Stored data
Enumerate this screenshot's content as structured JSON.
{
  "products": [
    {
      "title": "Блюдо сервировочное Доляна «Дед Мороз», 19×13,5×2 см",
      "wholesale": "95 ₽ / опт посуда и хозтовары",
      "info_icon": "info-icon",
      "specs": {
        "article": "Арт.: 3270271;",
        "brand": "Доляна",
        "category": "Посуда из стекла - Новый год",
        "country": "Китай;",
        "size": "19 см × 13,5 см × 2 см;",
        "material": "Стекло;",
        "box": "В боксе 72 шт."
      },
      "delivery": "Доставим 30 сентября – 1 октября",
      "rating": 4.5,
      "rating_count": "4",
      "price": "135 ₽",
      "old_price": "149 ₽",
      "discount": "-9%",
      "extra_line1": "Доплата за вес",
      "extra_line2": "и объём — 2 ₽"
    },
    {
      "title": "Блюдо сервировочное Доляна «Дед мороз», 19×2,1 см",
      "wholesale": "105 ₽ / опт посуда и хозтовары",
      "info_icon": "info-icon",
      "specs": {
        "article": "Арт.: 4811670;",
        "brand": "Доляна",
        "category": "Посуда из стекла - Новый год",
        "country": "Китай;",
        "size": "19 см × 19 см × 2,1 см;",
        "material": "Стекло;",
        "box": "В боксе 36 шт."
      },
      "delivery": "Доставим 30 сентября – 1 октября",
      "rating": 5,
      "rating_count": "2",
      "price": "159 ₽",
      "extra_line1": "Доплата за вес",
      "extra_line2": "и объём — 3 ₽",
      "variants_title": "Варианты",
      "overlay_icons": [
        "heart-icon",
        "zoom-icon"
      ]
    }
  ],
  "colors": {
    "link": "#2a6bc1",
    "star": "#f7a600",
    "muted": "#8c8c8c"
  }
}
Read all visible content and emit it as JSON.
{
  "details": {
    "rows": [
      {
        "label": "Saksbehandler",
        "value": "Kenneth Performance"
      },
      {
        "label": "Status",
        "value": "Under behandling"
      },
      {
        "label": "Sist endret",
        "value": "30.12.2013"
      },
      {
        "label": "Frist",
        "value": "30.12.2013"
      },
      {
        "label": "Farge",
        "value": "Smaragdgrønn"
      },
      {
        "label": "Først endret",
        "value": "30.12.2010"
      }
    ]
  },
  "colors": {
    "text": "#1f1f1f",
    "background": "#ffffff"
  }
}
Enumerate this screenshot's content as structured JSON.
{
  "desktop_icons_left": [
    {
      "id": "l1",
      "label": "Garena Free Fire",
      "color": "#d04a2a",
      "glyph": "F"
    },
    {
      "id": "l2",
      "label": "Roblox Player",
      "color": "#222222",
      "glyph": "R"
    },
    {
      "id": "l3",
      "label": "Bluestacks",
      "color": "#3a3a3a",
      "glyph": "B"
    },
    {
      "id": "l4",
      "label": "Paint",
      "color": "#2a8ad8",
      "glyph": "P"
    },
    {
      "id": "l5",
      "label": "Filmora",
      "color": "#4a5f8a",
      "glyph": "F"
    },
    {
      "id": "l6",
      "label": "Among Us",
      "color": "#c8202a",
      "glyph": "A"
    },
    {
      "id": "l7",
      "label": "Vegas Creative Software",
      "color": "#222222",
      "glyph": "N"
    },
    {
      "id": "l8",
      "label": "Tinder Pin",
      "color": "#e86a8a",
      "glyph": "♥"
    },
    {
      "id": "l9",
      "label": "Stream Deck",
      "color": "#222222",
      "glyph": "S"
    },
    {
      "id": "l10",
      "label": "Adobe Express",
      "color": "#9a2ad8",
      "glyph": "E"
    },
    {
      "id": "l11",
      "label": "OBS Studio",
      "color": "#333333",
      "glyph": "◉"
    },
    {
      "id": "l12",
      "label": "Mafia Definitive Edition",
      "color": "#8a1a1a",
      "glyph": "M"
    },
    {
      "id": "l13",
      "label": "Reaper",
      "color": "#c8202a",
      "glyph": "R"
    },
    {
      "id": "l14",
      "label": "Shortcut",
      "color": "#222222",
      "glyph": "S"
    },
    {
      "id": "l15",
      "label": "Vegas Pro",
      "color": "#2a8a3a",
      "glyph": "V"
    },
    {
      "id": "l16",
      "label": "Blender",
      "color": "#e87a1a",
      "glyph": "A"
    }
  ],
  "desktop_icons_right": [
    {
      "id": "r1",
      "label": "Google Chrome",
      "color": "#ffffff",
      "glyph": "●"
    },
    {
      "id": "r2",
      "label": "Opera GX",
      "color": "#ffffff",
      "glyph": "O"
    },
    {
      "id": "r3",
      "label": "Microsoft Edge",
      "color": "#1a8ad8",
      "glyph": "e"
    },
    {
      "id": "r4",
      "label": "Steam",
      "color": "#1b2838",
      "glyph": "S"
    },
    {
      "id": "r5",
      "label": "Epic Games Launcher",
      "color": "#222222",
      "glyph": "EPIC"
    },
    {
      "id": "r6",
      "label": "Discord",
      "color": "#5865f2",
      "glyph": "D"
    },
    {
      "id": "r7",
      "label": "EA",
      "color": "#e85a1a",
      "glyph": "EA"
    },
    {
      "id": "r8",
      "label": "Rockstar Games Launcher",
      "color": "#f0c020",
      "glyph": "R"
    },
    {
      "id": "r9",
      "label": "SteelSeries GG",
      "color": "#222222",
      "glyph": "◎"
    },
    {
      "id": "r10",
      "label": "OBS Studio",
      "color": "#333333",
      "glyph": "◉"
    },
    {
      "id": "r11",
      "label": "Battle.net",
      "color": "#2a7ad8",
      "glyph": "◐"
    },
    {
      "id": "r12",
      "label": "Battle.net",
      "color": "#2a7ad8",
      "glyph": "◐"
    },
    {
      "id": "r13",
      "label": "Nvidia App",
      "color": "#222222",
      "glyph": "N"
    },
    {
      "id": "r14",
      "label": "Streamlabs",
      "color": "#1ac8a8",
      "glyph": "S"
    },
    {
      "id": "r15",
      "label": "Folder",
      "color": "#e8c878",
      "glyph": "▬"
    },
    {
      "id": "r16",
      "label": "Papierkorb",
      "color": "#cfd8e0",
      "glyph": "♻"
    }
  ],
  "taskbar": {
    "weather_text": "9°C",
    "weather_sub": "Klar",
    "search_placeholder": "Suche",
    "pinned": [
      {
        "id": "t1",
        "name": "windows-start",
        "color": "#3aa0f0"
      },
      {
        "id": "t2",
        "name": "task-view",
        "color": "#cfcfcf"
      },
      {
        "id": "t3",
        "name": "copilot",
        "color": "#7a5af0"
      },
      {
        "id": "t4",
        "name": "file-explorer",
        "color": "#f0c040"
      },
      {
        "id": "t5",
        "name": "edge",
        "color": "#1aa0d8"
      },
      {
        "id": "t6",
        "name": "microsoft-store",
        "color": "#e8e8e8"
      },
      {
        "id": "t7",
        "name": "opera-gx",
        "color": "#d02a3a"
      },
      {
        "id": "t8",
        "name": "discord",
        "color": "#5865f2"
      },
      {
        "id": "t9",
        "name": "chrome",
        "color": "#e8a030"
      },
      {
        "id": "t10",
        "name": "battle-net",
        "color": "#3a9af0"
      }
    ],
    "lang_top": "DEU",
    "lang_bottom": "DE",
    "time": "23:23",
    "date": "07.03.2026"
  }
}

# Stated goal
Reply with nothing except the number of lines in the listing above that include "value".

# Result of the task
6